Keep only the lines that hold the string "Zobrazení", filtering out the rest of the entries below.

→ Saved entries
☆ ☆ ☆ ☆ ☆
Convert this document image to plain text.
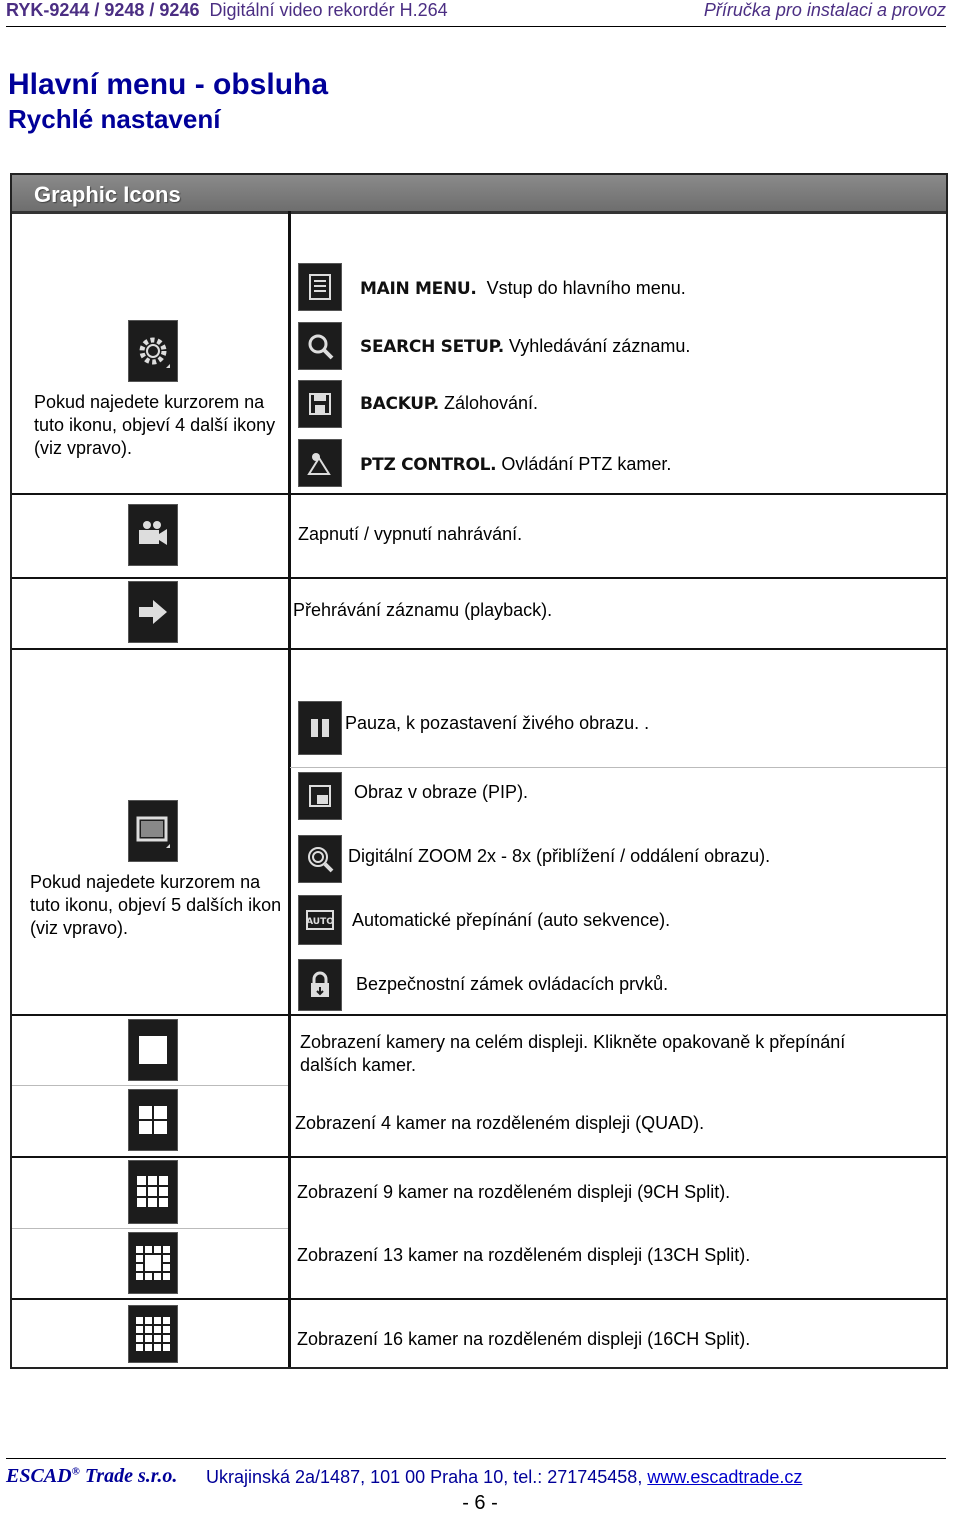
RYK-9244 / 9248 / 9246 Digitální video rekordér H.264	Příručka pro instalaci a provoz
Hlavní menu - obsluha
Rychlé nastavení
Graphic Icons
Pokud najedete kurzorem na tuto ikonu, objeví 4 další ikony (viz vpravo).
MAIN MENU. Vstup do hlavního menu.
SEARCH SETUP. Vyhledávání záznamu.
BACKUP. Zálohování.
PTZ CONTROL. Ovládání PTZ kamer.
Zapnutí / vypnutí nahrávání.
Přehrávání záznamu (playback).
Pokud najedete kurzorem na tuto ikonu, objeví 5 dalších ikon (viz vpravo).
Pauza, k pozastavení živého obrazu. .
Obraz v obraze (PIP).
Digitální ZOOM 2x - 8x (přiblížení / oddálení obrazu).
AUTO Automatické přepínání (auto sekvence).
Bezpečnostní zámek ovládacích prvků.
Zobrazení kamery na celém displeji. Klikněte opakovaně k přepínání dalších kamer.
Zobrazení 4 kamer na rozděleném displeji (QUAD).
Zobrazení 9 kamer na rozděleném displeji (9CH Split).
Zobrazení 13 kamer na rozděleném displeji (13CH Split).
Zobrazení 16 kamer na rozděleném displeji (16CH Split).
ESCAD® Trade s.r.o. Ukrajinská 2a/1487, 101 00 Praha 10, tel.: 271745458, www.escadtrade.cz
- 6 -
☆ ☆ ☆ ☆ ☆
→ SOLUTION FOR THIS PROBLEM
Zobrazení kamery na celém displeji. Klikněte opakovaně k přepínání dalších kamer.
Zobrazení 4 kamer na rozděleném displeji (QUAD).
Zobrazení 9 kamer na rozděleném displeji (9CH Split).
Zobrazení 13 kamer na rozděleném displeji (13CH Split).
Zobrazení 16 kamer na rozděleném displeji (16CH Split).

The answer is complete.